What the exercise asks: Pick out all lines of the entries that include the word "text" and copy them.

Material:
* * * * *
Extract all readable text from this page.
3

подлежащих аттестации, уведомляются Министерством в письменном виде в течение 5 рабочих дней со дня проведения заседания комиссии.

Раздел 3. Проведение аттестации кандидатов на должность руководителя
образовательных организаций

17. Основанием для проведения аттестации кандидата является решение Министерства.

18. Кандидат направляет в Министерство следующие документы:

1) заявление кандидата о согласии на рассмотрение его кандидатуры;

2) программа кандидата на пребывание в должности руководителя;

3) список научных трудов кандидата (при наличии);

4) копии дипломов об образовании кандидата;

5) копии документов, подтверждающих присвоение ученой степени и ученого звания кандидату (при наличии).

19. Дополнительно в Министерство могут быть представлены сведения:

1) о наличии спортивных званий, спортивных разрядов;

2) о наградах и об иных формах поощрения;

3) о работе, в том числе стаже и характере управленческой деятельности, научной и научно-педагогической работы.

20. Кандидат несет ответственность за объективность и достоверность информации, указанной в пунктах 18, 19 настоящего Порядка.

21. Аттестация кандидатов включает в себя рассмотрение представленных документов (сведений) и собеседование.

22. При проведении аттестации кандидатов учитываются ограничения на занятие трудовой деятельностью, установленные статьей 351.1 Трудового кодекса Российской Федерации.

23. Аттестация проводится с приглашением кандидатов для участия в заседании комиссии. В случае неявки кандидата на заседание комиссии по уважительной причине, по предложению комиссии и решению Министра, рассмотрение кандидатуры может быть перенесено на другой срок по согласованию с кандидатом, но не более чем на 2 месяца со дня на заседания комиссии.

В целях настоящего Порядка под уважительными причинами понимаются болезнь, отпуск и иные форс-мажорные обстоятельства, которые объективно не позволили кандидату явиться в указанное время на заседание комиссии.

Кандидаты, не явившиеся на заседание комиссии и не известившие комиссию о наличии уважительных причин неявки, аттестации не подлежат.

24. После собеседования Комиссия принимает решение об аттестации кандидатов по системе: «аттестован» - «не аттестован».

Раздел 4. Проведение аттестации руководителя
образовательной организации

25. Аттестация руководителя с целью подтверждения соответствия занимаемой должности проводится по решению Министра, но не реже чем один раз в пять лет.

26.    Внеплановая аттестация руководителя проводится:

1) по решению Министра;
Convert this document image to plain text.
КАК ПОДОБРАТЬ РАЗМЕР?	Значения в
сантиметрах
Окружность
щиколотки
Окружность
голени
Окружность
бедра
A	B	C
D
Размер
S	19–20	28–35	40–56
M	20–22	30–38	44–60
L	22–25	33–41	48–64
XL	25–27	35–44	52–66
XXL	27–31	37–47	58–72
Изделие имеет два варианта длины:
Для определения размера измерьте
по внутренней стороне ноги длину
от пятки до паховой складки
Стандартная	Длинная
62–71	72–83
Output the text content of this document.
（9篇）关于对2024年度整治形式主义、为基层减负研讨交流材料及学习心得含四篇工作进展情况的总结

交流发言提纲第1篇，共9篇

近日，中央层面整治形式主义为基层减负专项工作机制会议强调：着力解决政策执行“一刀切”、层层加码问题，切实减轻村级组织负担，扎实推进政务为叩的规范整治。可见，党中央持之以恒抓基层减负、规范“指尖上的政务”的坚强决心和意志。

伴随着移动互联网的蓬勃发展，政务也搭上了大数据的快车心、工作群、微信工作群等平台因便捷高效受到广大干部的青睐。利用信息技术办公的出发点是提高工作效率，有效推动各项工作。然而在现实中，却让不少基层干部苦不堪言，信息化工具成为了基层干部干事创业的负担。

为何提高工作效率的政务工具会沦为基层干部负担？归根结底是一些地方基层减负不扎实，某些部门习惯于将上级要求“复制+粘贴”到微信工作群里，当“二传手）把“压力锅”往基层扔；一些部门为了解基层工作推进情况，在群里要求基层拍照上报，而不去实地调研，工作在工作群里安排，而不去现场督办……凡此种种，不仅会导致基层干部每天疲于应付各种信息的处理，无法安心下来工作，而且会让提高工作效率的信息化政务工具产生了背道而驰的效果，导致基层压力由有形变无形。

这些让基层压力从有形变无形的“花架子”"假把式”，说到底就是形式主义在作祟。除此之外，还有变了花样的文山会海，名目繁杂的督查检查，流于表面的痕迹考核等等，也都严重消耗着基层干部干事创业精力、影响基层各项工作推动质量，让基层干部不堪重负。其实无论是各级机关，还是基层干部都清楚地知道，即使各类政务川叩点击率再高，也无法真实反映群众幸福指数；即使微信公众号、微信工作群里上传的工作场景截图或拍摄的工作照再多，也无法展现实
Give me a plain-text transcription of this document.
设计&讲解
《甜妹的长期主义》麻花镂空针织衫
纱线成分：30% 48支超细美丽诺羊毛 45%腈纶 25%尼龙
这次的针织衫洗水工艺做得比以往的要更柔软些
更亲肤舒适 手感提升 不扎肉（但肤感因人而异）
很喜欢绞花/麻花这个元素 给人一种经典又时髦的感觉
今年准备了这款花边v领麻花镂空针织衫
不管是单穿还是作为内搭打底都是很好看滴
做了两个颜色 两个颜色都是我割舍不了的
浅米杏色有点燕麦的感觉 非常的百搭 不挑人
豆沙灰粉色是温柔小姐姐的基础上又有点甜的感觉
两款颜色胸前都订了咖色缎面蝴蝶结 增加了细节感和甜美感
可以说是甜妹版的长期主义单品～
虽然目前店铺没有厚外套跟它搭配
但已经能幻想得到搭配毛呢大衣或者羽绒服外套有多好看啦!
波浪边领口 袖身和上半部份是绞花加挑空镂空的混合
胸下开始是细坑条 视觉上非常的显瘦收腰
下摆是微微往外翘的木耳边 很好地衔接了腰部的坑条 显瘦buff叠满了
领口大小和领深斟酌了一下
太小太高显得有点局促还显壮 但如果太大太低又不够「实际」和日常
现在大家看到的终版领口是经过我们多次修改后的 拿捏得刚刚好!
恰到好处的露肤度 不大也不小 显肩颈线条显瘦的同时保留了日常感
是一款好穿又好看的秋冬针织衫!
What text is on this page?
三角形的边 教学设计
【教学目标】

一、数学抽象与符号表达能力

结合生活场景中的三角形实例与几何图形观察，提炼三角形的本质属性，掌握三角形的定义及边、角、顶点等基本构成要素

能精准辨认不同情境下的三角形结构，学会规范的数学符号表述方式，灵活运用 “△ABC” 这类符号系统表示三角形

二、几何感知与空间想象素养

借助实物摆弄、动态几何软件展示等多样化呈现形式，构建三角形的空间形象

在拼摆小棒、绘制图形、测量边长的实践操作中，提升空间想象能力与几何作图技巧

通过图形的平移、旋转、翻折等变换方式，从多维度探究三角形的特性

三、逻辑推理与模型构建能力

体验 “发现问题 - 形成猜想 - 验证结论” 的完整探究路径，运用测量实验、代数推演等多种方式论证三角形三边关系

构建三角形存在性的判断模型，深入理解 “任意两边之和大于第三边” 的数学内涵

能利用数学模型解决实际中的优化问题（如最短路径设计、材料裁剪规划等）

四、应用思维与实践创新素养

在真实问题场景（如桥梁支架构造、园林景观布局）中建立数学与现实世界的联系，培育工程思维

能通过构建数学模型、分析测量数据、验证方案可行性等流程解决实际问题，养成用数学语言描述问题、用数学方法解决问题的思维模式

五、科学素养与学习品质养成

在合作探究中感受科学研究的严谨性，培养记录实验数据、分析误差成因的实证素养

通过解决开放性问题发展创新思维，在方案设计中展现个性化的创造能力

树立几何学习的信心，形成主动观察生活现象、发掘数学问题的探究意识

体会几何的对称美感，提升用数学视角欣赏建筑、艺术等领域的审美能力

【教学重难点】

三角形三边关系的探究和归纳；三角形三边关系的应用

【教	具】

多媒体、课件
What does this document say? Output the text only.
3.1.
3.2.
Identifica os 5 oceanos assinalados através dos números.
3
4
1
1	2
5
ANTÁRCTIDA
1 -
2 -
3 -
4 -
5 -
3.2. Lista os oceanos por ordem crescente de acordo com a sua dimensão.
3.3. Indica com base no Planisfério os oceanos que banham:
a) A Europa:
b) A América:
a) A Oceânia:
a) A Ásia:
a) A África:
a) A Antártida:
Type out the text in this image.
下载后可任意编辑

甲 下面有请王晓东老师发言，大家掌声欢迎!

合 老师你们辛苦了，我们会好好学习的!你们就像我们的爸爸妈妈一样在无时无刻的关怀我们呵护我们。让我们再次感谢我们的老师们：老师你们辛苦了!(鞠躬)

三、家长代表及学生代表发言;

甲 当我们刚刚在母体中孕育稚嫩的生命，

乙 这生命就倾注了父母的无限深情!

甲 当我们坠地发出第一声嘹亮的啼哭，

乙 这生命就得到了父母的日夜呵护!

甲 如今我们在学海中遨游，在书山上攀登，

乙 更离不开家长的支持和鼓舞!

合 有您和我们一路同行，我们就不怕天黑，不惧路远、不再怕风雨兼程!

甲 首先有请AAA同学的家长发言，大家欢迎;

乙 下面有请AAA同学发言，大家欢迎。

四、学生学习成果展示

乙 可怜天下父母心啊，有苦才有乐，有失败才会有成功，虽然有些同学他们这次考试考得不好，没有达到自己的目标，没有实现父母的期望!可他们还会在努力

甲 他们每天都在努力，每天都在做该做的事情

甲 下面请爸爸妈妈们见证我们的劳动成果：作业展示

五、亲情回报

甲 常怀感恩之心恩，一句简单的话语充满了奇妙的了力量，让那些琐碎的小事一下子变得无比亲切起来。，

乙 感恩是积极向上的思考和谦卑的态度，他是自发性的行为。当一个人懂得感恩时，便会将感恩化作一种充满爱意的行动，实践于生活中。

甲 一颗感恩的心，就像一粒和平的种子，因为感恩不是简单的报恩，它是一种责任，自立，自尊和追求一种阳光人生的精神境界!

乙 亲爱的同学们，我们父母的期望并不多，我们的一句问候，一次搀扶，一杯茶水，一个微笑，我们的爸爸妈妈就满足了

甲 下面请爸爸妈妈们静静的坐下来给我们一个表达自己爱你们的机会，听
* * * * *
Task response:
Extract all readable text from this page.
Convert this document image to plain text.
Output the text content of this document.
Give me a plain-text transcription of this document.
What text is on this page?
What does this document say? Output the text only.
Type out the text in this image.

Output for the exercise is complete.